[Recorded data]
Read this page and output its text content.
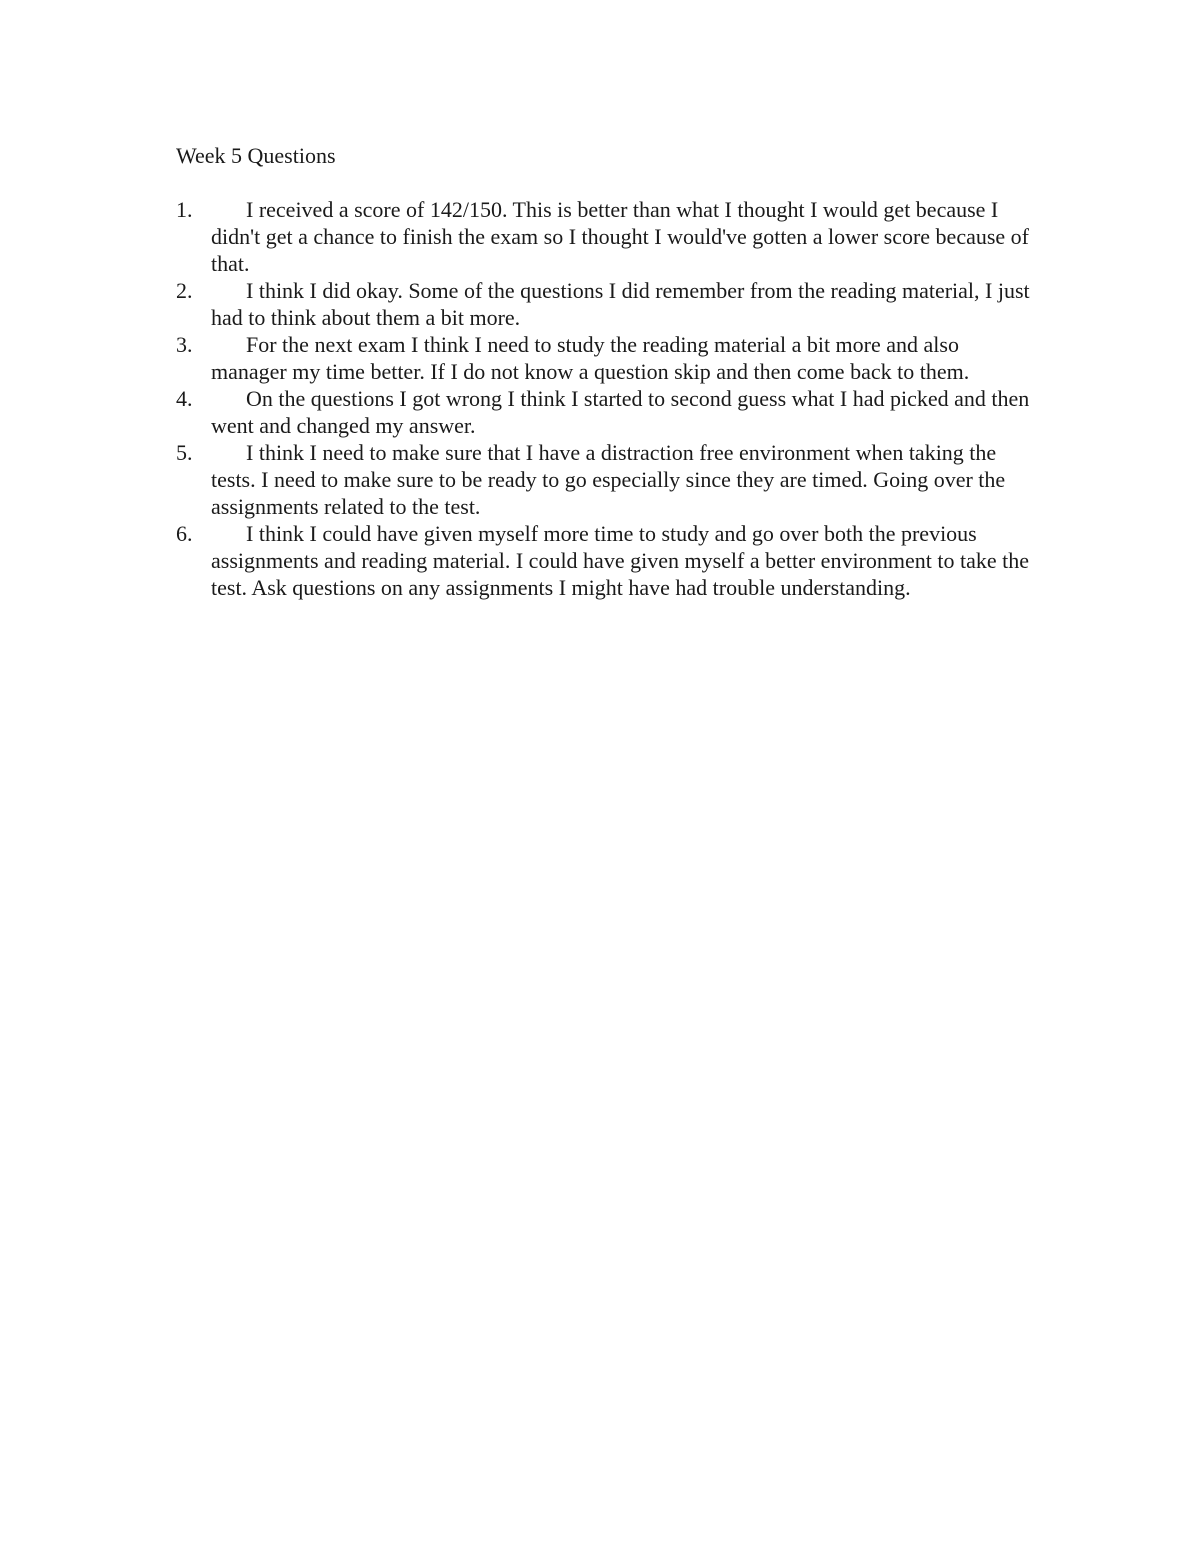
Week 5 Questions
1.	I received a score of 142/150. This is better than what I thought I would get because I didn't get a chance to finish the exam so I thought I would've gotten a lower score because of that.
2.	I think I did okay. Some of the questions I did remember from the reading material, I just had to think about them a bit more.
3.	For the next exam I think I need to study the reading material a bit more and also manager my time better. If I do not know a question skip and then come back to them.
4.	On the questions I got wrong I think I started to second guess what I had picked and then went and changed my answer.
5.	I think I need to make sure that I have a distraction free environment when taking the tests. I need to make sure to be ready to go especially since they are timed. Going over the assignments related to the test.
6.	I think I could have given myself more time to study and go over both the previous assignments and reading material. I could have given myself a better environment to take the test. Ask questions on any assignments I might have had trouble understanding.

◆ Exercise description: Repeat the listing verbatim. Skip the pictures.

◆ Response to this exercise:
Read this page and output its text content.
Week 5 Questions
1.	I received a score of 142/150. This is better than what I thought I would get because I didn't get a chance to finish the exam so I thought I would've gotten a lower score because of that.
2.	I think I did okay. Some of the questions I did remember from the reading material, I just had to think about them a bit more.
3.	For the next exam I think I need to study the reading material a bit more and also manager my time better. If I do not know a question skip and then come back to them.
4.	On the questions I got wrong I think I started to second guess what I had picked and then went and changed my answer.
5.	I think I need to make sure that I have a distraction free environment when taking the tests. I need to make sure to be ready to go especially since they are timed. Going over the assignments related to the test.
6.	I think I could have given myself more time to study and go over both the previous assignments and reading material. I could have given myself a better environment to take the test. Ask questions on any assignments I might have had trouble understanding.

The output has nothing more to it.